══ GIVEN INFORMATION

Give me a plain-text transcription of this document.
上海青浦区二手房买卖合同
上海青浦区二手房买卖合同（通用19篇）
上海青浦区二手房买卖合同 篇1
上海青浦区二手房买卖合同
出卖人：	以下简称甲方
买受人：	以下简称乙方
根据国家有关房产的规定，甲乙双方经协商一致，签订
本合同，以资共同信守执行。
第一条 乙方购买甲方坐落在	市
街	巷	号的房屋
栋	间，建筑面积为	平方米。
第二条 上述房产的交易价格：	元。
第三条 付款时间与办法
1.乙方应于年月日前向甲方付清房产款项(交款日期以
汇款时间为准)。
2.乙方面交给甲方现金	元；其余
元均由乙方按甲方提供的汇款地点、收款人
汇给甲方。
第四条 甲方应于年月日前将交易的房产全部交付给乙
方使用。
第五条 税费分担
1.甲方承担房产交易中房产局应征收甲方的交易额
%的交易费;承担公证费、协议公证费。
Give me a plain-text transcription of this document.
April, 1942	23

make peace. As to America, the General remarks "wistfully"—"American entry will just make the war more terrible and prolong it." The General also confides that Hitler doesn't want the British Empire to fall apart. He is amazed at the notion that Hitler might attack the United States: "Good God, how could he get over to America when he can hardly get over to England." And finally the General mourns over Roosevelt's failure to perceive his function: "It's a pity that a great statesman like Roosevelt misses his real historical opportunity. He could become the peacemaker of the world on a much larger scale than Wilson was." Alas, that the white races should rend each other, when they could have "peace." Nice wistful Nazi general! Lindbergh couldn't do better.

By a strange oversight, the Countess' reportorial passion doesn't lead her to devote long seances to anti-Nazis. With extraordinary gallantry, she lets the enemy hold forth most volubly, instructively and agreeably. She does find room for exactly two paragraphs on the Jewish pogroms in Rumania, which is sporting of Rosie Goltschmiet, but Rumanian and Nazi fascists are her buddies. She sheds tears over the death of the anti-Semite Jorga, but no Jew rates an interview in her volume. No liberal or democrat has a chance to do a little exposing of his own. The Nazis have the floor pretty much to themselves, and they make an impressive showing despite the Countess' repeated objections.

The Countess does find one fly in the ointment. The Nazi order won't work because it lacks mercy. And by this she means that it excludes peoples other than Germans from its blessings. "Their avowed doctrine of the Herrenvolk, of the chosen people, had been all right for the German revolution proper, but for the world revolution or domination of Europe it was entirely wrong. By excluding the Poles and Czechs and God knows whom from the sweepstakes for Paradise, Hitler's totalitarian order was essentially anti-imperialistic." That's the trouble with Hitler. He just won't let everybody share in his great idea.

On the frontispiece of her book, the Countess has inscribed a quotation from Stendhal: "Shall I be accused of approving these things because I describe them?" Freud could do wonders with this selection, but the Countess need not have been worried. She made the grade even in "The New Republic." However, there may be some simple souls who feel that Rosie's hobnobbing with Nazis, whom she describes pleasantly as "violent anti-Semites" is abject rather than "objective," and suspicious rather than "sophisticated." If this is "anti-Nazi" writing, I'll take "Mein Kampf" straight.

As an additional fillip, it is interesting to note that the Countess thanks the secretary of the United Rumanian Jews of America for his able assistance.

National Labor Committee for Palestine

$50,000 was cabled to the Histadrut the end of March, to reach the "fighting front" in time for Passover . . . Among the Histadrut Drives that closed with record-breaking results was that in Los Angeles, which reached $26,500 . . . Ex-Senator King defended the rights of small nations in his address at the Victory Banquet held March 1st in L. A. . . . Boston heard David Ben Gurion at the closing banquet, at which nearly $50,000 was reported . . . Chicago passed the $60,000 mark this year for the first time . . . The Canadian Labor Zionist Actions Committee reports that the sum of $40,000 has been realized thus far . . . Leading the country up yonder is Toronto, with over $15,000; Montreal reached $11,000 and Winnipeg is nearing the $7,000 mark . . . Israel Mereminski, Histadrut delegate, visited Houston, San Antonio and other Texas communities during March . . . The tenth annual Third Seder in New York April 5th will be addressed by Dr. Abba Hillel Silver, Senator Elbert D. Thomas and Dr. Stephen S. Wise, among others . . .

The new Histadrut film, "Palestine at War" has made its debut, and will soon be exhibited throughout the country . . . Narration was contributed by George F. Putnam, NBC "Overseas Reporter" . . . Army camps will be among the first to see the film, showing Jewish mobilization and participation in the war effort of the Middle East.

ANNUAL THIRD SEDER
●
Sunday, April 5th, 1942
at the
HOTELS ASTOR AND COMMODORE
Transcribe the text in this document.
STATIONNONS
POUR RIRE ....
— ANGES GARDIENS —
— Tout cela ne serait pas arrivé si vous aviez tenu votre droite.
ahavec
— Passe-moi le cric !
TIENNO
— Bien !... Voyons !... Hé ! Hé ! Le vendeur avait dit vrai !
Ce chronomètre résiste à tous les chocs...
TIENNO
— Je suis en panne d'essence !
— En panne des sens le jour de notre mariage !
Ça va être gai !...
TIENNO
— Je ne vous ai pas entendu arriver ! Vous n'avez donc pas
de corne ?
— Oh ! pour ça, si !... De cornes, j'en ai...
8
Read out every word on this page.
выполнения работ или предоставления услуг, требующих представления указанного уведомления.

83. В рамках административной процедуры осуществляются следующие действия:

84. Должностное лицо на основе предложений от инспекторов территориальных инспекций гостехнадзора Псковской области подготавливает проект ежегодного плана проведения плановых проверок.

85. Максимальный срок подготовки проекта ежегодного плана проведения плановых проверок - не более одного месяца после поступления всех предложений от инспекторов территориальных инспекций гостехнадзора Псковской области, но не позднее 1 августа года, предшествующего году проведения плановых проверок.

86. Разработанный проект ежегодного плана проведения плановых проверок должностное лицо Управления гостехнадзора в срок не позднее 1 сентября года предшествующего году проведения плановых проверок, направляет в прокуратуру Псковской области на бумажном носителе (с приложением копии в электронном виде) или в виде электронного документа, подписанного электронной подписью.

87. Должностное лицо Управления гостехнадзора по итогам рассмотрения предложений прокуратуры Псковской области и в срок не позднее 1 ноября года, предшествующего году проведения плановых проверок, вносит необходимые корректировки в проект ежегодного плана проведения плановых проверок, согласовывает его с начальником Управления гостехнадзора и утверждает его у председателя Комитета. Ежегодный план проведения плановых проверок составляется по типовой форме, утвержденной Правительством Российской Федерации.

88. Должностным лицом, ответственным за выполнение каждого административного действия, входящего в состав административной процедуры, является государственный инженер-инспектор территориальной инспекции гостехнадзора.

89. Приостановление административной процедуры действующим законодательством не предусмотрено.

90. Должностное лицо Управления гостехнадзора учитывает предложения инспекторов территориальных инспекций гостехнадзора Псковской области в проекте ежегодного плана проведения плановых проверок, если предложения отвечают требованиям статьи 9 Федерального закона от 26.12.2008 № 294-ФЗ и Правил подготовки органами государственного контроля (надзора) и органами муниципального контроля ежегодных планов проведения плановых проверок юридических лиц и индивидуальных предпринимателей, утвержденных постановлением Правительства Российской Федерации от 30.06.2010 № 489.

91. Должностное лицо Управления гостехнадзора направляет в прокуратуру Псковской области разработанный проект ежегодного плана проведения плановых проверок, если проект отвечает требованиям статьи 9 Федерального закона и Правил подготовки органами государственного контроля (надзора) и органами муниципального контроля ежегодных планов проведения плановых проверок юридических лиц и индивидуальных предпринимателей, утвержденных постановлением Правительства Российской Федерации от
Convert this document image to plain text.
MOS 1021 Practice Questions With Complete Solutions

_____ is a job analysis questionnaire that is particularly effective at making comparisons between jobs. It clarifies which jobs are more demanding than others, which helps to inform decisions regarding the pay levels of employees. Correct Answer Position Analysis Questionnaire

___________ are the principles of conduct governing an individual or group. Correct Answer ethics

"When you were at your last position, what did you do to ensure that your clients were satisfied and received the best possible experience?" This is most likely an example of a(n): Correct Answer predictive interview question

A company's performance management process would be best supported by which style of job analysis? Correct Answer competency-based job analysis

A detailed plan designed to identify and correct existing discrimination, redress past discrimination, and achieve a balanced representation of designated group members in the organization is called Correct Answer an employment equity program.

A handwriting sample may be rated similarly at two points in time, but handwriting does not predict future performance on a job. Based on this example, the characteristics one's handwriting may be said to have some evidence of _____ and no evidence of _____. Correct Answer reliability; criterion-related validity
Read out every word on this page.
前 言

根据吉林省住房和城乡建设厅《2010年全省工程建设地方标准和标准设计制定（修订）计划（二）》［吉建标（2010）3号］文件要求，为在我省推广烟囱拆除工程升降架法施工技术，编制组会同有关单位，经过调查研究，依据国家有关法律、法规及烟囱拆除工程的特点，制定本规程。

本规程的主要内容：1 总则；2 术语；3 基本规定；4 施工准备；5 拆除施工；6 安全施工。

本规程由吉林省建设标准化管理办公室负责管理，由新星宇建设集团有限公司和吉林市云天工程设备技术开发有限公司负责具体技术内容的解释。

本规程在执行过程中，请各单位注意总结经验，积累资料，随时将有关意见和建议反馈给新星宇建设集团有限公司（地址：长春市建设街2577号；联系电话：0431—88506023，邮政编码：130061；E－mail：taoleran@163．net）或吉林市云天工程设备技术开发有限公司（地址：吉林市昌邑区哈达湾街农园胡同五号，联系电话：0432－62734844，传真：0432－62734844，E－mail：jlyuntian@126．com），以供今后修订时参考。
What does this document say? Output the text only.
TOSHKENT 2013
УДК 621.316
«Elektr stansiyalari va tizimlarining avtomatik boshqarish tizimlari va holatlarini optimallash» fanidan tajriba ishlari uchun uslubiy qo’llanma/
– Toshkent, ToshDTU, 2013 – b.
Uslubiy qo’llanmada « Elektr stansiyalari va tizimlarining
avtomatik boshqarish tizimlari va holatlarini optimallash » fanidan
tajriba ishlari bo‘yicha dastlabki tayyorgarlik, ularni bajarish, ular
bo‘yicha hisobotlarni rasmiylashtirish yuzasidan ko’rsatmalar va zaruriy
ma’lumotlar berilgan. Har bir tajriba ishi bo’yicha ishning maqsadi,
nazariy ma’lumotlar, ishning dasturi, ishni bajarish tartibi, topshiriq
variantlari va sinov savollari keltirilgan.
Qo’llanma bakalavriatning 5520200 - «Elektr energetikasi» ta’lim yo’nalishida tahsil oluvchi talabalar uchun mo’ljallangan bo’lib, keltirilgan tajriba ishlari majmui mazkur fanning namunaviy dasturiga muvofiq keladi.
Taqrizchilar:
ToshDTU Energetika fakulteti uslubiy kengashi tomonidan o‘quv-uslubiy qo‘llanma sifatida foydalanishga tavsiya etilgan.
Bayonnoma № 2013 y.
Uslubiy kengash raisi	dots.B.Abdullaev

════

**WHAT THE EXERCISE ASKS:** Gather every line from the entries above where the word "uchun" appears, and copy them.

**CORRECT OUTPUT:**
«Elektr stansiyalari va tizimlarining avtomatik boshqarish tizimlari va holatlarini optimallash» fanidan tajriba ishlari uchun uslubiy qo’llanma/
Qo’llanma bakalavriatning 5520200 - «Elektr energetikasi» ta’lim yo’nalishida tahsil oluvchi talabalar uchun mo’ljallangan bo’lib, keltirilgan tajriba ishlari majmui mazkur fanning namunaviy dasturiga muvofiq keladi.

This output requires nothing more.